Dataset items
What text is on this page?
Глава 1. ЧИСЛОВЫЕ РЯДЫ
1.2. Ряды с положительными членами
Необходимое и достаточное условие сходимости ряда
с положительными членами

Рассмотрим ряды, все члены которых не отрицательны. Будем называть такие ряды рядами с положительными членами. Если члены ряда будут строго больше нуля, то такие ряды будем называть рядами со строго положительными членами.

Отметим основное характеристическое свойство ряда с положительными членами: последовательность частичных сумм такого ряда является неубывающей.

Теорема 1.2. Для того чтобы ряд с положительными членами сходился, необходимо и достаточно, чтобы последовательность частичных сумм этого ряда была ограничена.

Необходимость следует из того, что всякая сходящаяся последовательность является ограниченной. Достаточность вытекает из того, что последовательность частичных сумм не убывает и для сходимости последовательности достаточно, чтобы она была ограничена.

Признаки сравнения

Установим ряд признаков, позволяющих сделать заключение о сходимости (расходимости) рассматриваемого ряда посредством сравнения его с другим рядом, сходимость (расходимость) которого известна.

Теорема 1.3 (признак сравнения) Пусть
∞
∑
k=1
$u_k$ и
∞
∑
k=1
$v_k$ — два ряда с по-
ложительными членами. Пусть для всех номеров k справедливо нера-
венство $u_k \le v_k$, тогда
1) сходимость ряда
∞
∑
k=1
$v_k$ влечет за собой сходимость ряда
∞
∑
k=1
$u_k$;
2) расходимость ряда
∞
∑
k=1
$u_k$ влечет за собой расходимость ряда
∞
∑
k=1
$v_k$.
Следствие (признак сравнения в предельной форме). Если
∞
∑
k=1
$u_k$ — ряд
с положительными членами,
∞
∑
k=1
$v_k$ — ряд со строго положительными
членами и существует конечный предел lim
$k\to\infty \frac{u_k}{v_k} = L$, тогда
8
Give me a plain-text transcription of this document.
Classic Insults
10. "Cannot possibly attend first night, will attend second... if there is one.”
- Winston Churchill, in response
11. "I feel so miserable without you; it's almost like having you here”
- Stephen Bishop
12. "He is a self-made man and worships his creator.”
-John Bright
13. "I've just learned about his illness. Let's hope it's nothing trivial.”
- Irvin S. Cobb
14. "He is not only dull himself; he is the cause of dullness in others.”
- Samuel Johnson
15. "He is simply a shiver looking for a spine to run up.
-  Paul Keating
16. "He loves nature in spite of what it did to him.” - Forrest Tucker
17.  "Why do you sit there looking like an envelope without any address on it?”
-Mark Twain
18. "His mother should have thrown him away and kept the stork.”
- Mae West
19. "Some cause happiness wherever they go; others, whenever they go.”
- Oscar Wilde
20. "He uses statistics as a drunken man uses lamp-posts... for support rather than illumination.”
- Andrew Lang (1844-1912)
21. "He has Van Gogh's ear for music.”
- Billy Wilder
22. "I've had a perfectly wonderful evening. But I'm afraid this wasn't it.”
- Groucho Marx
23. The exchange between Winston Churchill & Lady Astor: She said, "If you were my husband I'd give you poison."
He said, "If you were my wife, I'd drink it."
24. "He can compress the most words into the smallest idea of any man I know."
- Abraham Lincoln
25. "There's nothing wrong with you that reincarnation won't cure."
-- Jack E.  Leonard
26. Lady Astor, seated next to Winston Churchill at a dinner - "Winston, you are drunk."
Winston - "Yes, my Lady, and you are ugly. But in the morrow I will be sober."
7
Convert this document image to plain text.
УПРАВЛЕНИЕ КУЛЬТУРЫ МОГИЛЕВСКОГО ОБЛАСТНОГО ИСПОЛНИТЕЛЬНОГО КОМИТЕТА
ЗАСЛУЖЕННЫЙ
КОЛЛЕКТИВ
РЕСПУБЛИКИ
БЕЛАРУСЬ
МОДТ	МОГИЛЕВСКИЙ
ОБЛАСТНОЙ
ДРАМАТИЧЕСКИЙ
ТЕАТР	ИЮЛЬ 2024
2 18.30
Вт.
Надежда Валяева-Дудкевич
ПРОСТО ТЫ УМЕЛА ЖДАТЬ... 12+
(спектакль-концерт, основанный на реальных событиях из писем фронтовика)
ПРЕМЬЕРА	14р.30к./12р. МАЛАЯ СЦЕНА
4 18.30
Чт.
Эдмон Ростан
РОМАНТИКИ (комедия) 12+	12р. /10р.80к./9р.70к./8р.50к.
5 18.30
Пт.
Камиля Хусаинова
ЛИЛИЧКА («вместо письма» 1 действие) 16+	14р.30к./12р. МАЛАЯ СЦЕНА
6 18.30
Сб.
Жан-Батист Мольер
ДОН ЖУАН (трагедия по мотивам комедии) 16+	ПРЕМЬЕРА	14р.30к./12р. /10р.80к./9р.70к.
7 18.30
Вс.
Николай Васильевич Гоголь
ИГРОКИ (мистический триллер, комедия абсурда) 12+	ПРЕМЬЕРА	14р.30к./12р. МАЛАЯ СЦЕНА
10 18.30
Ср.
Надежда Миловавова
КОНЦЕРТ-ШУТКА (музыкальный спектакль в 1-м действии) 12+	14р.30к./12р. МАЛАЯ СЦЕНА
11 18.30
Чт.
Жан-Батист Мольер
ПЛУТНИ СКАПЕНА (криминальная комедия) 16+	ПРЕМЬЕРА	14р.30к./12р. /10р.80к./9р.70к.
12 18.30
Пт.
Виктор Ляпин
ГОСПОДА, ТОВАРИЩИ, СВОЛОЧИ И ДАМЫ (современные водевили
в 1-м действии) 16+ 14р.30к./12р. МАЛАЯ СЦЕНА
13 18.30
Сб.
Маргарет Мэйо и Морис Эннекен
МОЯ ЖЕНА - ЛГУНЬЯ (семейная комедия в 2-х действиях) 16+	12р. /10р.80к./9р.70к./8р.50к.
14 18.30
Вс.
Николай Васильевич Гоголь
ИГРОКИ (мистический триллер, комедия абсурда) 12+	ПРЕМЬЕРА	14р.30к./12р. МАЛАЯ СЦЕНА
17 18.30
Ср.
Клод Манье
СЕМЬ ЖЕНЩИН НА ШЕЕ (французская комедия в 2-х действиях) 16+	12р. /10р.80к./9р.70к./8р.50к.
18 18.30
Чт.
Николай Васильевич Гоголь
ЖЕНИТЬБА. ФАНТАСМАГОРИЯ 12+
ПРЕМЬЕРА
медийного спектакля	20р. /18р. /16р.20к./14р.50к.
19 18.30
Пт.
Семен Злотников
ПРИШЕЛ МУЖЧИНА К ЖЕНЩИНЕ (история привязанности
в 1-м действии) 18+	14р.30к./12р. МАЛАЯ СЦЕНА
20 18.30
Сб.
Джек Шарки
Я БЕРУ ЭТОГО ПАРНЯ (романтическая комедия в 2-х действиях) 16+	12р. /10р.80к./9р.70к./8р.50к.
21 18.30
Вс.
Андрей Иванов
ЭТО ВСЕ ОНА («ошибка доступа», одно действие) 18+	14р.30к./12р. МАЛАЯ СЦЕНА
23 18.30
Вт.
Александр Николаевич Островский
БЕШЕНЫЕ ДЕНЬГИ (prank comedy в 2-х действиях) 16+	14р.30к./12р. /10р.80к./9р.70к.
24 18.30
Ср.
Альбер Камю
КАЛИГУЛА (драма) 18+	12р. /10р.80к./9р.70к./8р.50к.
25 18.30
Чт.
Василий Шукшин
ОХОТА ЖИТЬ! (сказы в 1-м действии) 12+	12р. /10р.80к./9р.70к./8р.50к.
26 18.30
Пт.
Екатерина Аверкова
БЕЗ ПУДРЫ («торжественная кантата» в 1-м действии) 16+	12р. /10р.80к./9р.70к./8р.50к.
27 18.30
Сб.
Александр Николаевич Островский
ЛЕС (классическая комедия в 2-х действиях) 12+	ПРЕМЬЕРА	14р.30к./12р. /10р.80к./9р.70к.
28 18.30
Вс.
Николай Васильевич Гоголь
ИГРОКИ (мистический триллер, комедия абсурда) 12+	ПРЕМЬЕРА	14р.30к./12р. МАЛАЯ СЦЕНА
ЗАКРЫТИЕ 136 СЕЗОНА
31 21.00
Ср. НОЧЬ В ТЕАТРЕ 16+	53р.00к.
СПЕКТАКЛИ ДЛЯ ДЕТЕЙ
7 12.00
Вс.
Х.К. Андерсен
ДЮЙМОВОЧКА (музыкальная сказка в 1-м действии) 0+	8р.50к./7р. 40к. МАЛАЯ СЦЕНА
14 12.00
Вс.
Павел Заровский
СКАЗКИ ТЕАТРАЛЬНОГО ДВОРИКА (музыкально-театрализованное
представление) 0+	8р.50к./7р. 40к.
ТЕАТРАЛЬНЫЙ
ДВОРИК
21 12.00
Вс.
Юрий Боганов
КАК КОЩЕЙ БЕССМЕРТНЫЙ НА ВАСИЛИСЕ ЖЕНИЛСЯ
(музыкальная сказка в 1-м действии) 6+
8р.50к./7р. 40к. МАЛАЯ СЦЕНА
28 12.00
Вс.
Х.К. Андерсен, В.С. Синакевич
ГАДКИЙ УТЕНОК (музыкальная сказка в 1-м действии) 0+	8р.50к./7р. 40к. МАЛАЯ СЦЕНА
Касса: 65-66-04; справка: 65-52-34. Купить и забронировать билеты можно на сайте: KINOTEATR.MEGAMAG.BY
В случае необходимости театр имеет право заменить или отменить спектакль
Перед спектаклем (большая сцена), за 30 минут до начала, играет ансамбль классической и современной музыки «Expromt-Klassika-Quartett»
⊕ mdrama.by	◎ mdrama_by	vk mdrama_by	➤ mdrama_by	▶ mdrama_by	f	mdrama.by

#### The task:
Count the lines that hold the string "Churchill", and reply with that number alone.

#### Exercise output:
3